-- BEGIN DATASET RECORDS --
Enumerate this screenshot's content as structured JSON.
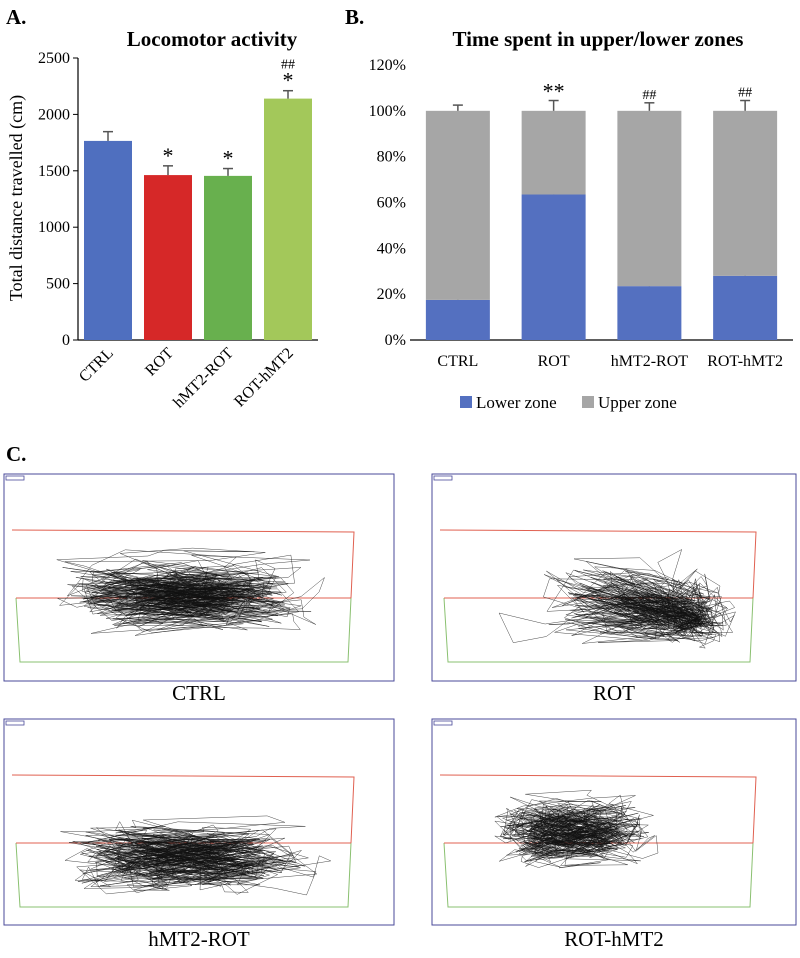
{
  "panels": {
    "a": "A.",
    "b": "B.",
    "c": "C."
  },
  "chart_data": [
    {
      "type": "bar",
      "title": "Locomotor activity",
      "xlabel": "",
      "ylabel": "Total distance travelled (cm)",
      "categories": [
        "CTRL",
        "ROT",
        "hMT2-ROT",
        "ROT-hMT2"
      ],
      "values": [
        1765,
        1462,
        1455,
        2140
      ],
      "errors": [
        82,
        82,
        65,
        70
      ],
      "colors": [
        "#4f6fbf",
        "#d62828",
        "#68b04e",
        "#a3c85a"
      ],
      "annotations": [
        "",
        "*",
        "*",
        "*"
      ],
      "annotations_top": [
        "",
        "",
        "",
        "##"
      ],
      "yticks": [
        "0",
        "500",
        "1000",
        "1500",
        "2000",
        "2500"
      ],
      "ylim": [
        0,
        2500
      ],
      "grid": false
    },
    {
      "type": "bar",
      "stacked": true,
      "title": "Time spent in upper/lower zones",
      "xlabel": "",
      "ylabel": "",
      "categories": [
        "CTRL",
        "ROT",
        "hMT2-ROT",
        "ROT-hMT2"
      ],
      "series": [
        {
          "name": "Lower zone",
          "values": [
            17.5,
            63.5,
            23.5,
            28
          ],
          "errors": [
            3,
            4.5,
            3.5,
            4.5
          ],
          "color": "#5470c0"
        },
        {
          "name": "Upper zone",
          "values": [
            82.5,
            36.5,
            76.5,
            72
          ],
          "errors": [
            2.5,
            4.5,
            3.5,
            4.5
          ],
          "color": "#a6a6a6"
        }
      ],
      "annotations_lower": [
        "",
        "**",
        "##",
        "##"
      ],
      "annotations_upper": [
        "",
        "**",
        "##",
        "##"
      ],
      "yticks": [
        "0%",
        "20%",
        "40%",
        "60%",
        "80%",
        "100%",
        "120%"
      ],
      "ylim": [
        0,
        120
      ],
      "legend": "bottom",
      "grid": false
    }
  ],
  "tracks": [
    {
      "label": "CTRL",
      "pattern": "dense-full"
    },
    {
      "label": "ROT",
      "pattern": "lower-right-cluster"
    },
    {
      "label": "hMT2-ROT",
      "pattern": "horizontal-bands"
    },
    {
      "label": "ROT-hMT2",
      "pattern": "upper-left-dense"
    }
  ],
  "colors": {
    "frame": "#4a4a9a",
    "upper_boundary": "#e06050",
    "lower_boundary": "#8ac070",
    "track": "#111111"
  }
}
-- END DATASET RECORDS --
● WHAT TO PRODUCE: Extract every line containing the string "dense" from the material.

● FINAL RESULT:
      "pattern": "dense-full"
      "pattern": "upper-left-dense"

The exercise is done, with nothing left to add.